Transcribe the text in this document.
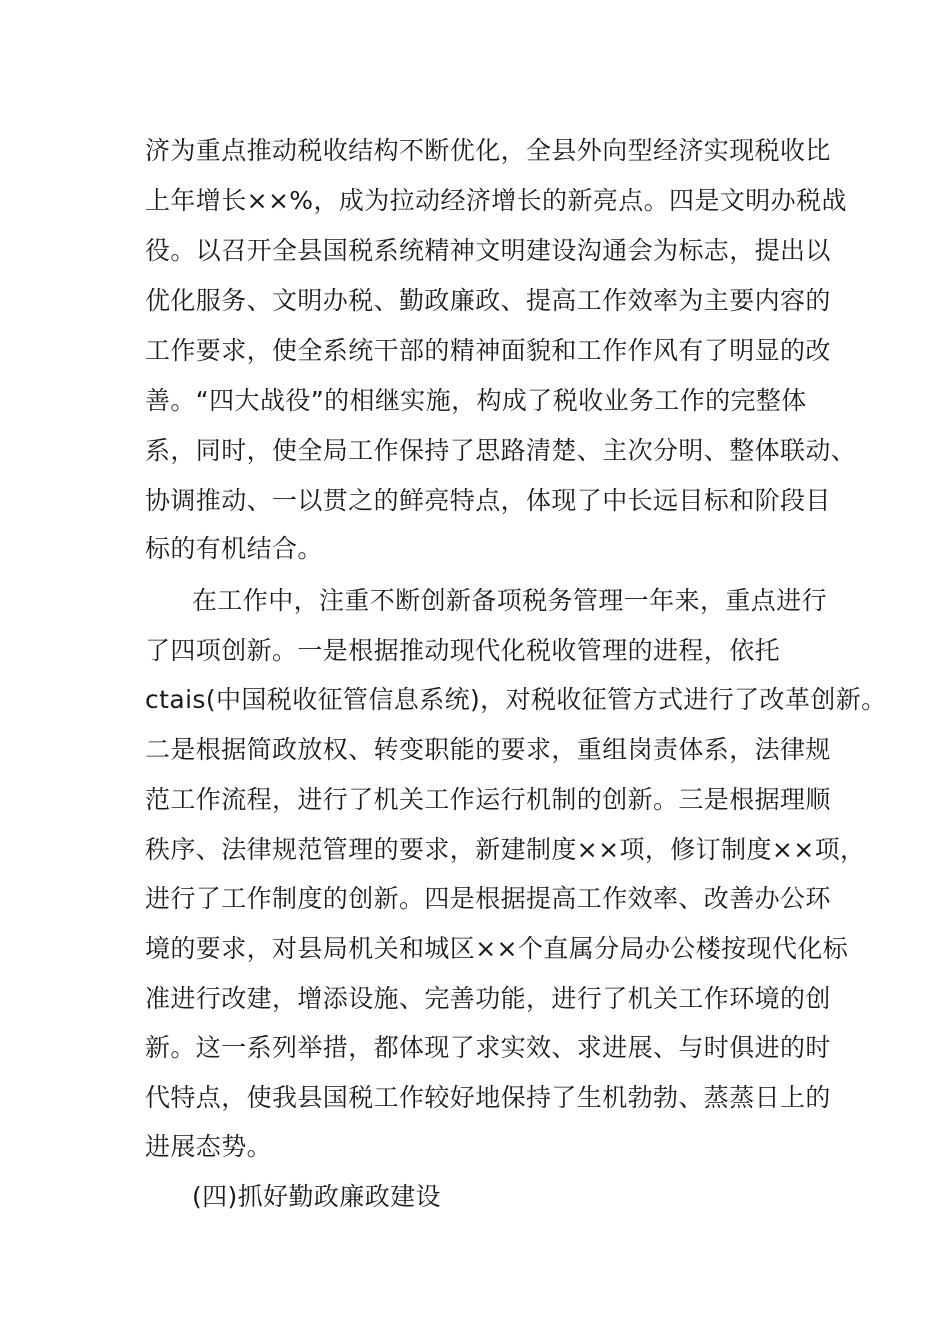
济为重点推动税收结构不断优化，全县外向型经济实现税收比
上年增长××%，成为拉动经济增长的新亮点。四是文明办税战
役。以召开全县国税系统精神文明建设沟通会为标志，提出以
优化服务、文明办税、勤政廉政、提高工作效率为主要内容的
工作要求，使全系统干部的精神面貌和工作作风有了明显的改
善。“四大战役”的相继实施，构成了税收业务工作的完整体
系，同时，使全局工作保持了思路清楚、主次分明、整体联动、
协调推动、一以贯之的鲜亮特点，体现了中长远目标和阶段目
标的有机结合。
在工作中，注重不断创新备项税务管理一年来，重点进行
了四项创新。一是根据推动现代化税收管理的进程，依托
ctais(中国税收征管信息系统)，对税收征管方式进行了改革创新。
二是根据简政放权、转变职能的要求，重组岗责体系，法律规
范工作流程，进行了机关工作运行机制的创新。三是根据理顺
秩序、法律规范管理的要求，新建制度××项，修订制度××项，
进行了工作制度的创新。四是根据提高工作效率、改善办公环
境的要求，对县局机关和城区××个直属分局办公楼按现代化标
准进行改建，增添设施、完善功能，进行了机关工作环境的创
新。这一系列举措，都体现了求实效、求进展、与时俱进的时
代特点，使我县国税工作较好地保持了生机勃勃、蒸蒸日上的
进展态势。
(四)抓好勤政廉政建设
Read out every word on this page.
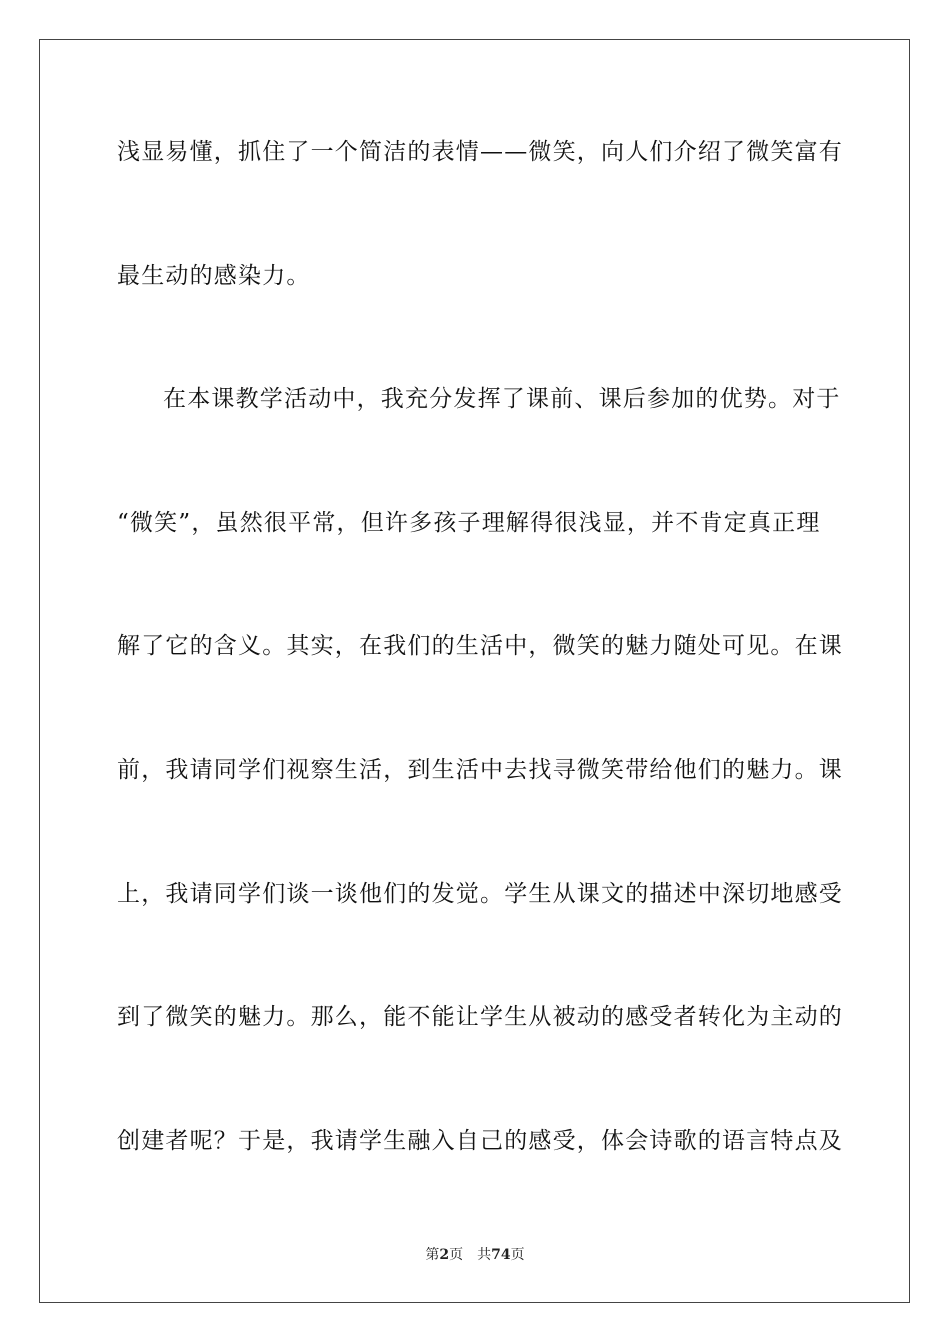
浅显易懂，抓住了一个简洁的表情——微笑，向人们介绍了微笑富有
最生动的感染力。
在本课教学活动中，我充分发挥了课前、课后参加的优势。对于
“微笑”，虽然很平常，但许多孩子理解得很浅显，并不肯定真正理
解了它的含义。其实，在我们的生活中，微笑的魅力随处可见。在课
前，我请同学们视察生活，到生活中去找寻微笑带给他们的魅力。课
上，我请同学们谈一谈他们的发觉。学生从课文的描述中深切地感受
到了微笑的魅力。那么，能不能让学生从被动的感受者转化为主动的
创建者呢？于是，我请学生融入自己的感受，体会诗歌的语言特点及
第2页 共74页
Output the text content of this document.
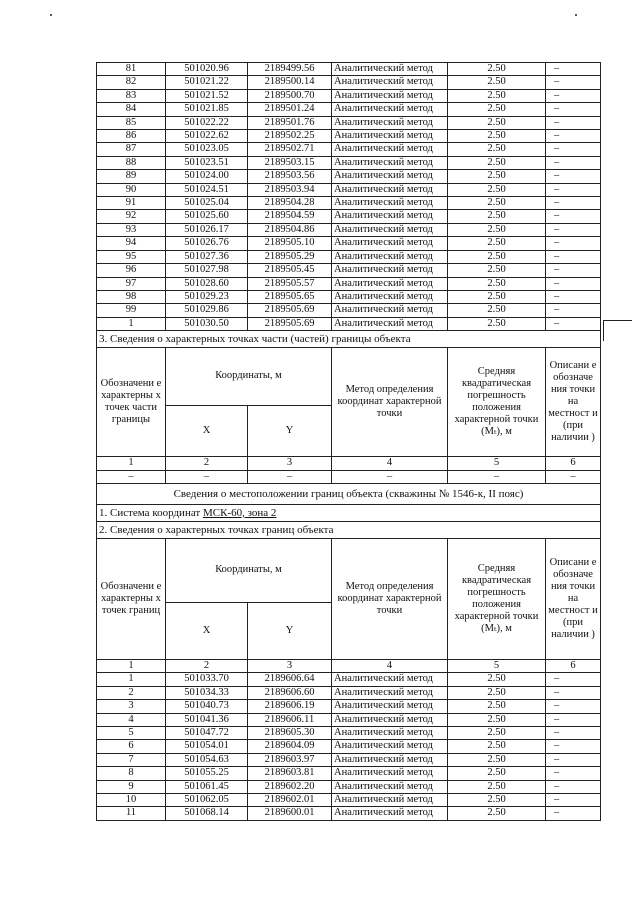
81	501020.96	2189499.56	Аналитический метод	2.50	–
82	501021.22	2189500.14	Аналитический метод	2.50	–
83	501021.52	2189500.70	Аналитический метод	2.50	–
84	501021.85	2189501.24	Аналитический метод	2.50	–
85	501022.22	2189501.76	Аналитический метод	2.50	–
86	501022.62	2189502.25	Аналитический метод	2.50	–
87	501023.05	2189502.71	Аналитический метод	2.50	–
88	501023.51	2189503.15	Аналитический метод	2.50	–
89	501024.00	2189503.56	Аналитический метод	2.50	–
90	501024.51	2189503.94	Аналитический метод	2.50	–
91	501025.04	2189504.28	Аналитический метод	2.50	–
92	501025.60	2189504.59	Аналитический метод	2.50	–
93	501026.17	2189504.86	Аналитический метод	2.50	–
94	501026.76	2189505.10	Аналитический метод	2.50	–
95	501027.36	2189505.29	Аналитический метод	2.50	–
96	501027.98	2189505.45	Аналитический метод	2.50	–
97	501028.60	2189505.57	Аналитический метод	2.50	–
98	501029.23	2189505.65	Аналитический метод	2.50	–
99	501029.86	2189505.69	Аналитический метод	2.50	–
1	501030.50	2189505.69	Аналитический метод	2.50	–
3. Сведения о характерных точках части (частей) границы объекта					
Обозначени е характерны х точек части границы	Координаты, м		Метод определения координат характерной точки	Средняя квадратическая погрешность положения характерной точки (Mₜ), м	Описани е обозначе ния точки на местност и (при наличии )
	X	Y			
1	2	3	4	5	6
–	–	–	–	–	–
Сведения о местоположении границ объекта (скважины № 1546-к, II пояс)					
1. Система координат МСК-60, зона 2					
2. Сведения о характерных точках границ объекта					
Обозначени е характерны х точек границ	Координаты, м		Метод определения координат характерной точки	Средняя квадратическая погрешность положения характерной точки (Mₜ), м	Описани е обозначе ния точки на местност и (при наличии )
	X	Y			
1	2	3	4	5	6
1	501033.70	2189606.64	Аналитический метод	2.50	–
2	501034.33	2189606.60	Аналитический метод	2.50	–
3	501040.73	2189606.19	Аналитический метод	2.50	–
4	501041.36	2189606.11	Аналитический метод	2.50	–
5	501047.72	2189605.30	Аналитический метод	2.50	–
6	501054.01	2189604.09	Аналитический метод	2.50	–
7	501054.63	2189603.97	Аналитический метод	2.50	–
8	501055.25	2189603.81	Аналитический метод	2.50	–
9	501061.45	2189602.20	Аналитический метод	2.50	–
10	501062.05	2189602.01	Аналитический метод	2.50	–
11	501068.14	2189600.01	Аналитический метод	2.50	–
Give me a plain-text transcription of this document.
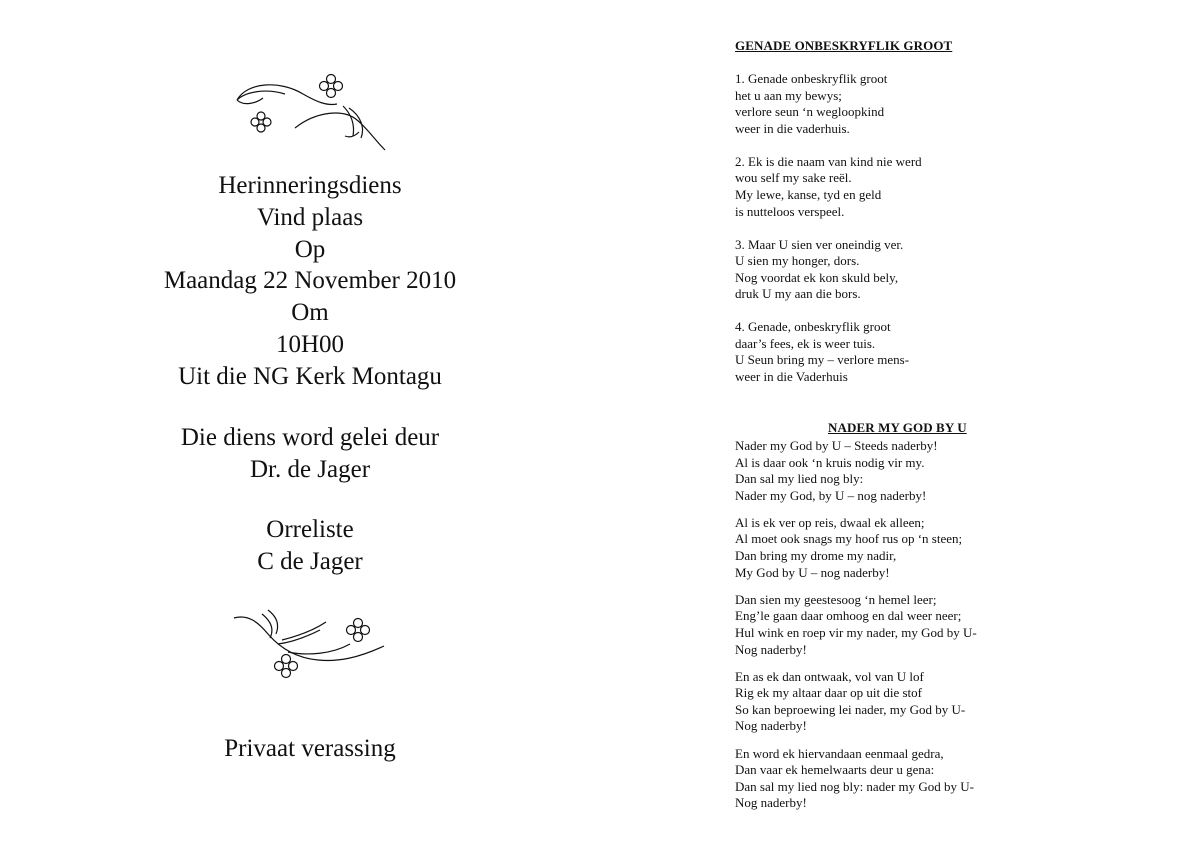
Herinneringsdiens
Vind plaas
Op
Maandag 22 November 2010
Om
10H00
Uit die NG Kerk Montagu
Die diens word gelei deur
Dr. de Jager
Orreliste
C de Jager
Privaat verassing
GENADE ONBESKRYFLIK GROOT
1. Genade onbeskryflik groot
het u aan my bewys;
verlore seun ‘n wegloopkind
weer in die vaderhuis.
2. Ek is die naam van kind nie werd
wou self my sake reël.
My lewe, kanse, tyd en geld
is nutteloos verspeel.
3. Maar U sien ver oneindig ver.
U sien my honger, dors.
Nog voordat ek kon skuld bely,
druk U my aan die bors.
4. Genade, onbeskryflik groot
daar’s fees, ek is weer tuis.
U Seun bring my – verlore mens-
weer in die Vaderhuis
NADER MY GOD BY U
Nader my God by U – Steeds naderby!
Al is daar ook ‘n kruis nodig vir my.
Dan sal my lied nog bly:
Nader my God, by U – nog naderby!
Al is ek ver op reis, dwaal ek alleen;
Al moet ook snags my hoof rus op ‘n steen;
Dan bring my drome my nadir,
My God by U – nog naderby!
Dan sien my geestesoog ‘n hemel leer;
Eng’le gaan daar omhoog en dal weer neer;
Hul wink en roep vir my nader, my God by U-
Nog naderby!
En as ek dan ontwaak, vol van U lof
Rig ek my altaar daar op uit die stof
So kan beproewing lei nader, my God by U-
Nog naderby!
En word ek hiervandaan eenmaal gedra,
Dan vaar ek hemelwaarts deur u gena:
Dan sal my lied nog bly: nader my God by U-
Nog naderby!
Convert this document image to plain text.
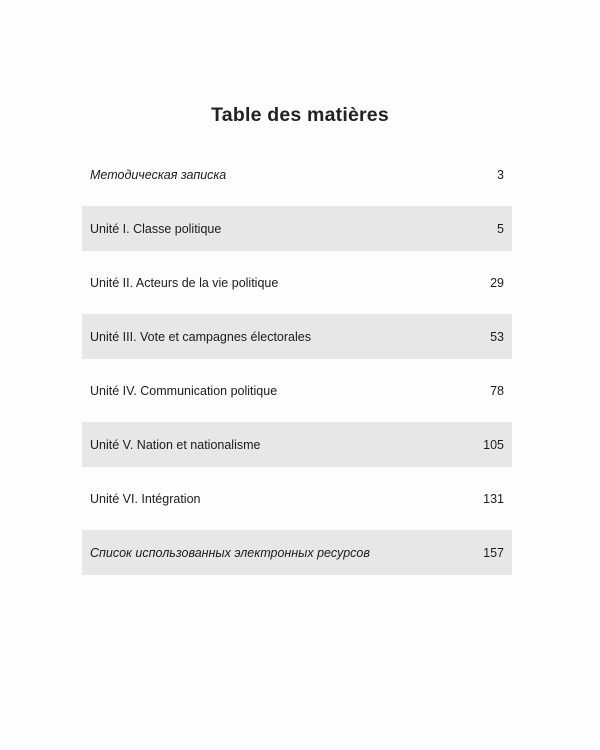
Table des matières
Методическая записка	3
Unité I. Classe politique	5
Unité II. Acteurs de la vie politique	29
Unité III. Vote et campagnes électorales	53
Unité IV. Communication politique	78
Unité V. Nation et nationalisme	105
Unité VI. Intégration	131
Список использованных электронных ресурсов	157
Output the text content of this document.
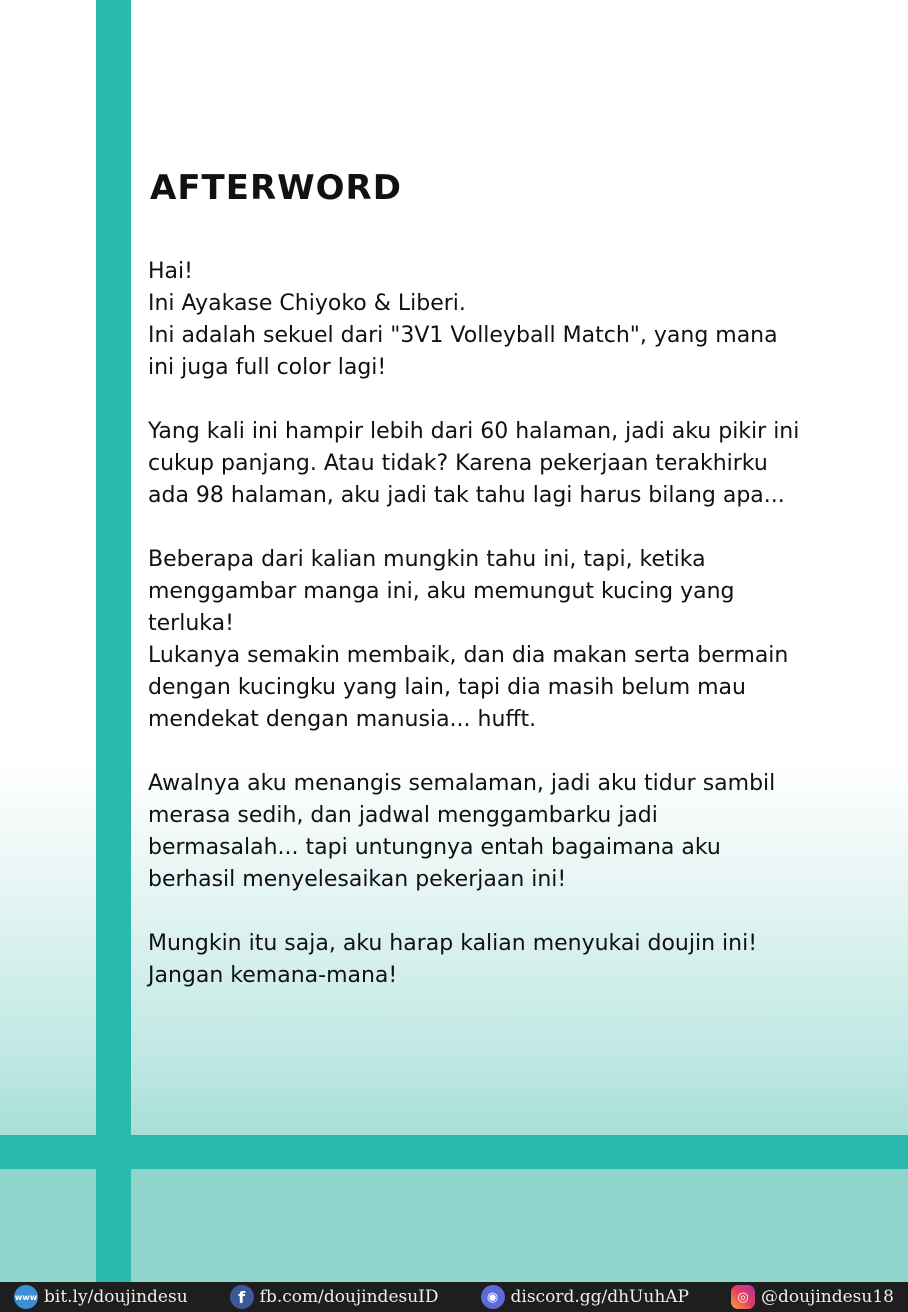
AFTERWORD

Hai!
Ini Ayakase Chiyoko & Liberi.
Ini adalah sekuel dari "3V1 Volleyball Match", yang mana
ini juga full color lagi!

Yang kali ini hampir lebih dari 60 halaman, jadi aku pikir ini
cukup panjang. Atau tidak? Karena pekerjaan terakhirku
ada 98 halaman, aku jadi tak tahu lagi harus bilang apa...

Beberapa dari kalian mungkin tahu ini, tapi, ketika
menggambar manga ini, aku memungut kucing yang
terluka!
Lukanya semakin membaik, dan dia makan serta bermain
dengan kucingku yang lain, tapi dia masih belum mau
mendekat dengan manusia... hufft.

Awalnya aku menangis semalaman, jadi aku tidur sambil
merasa sedih, dan jadwal menggambarku jadi
bermasalah... tapi untungnya entah bagaimana aku
berhasil menyelesaikan pekerjaan ini!

Mungkin itu saja, aku harap kalian menyukai doujin ini!
Jangan kemana-mana!

www bit.ly/doujindesu	f fb.com/doujindesuID	◉ discord.gg/dhUuhAP	◎ @doujindesu18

» To do
Identify the lines in the entries that hold "deur" and return each one.

» Output
Die diens word gelei deur
Dan vaar ek hemelwaarts deur u gena:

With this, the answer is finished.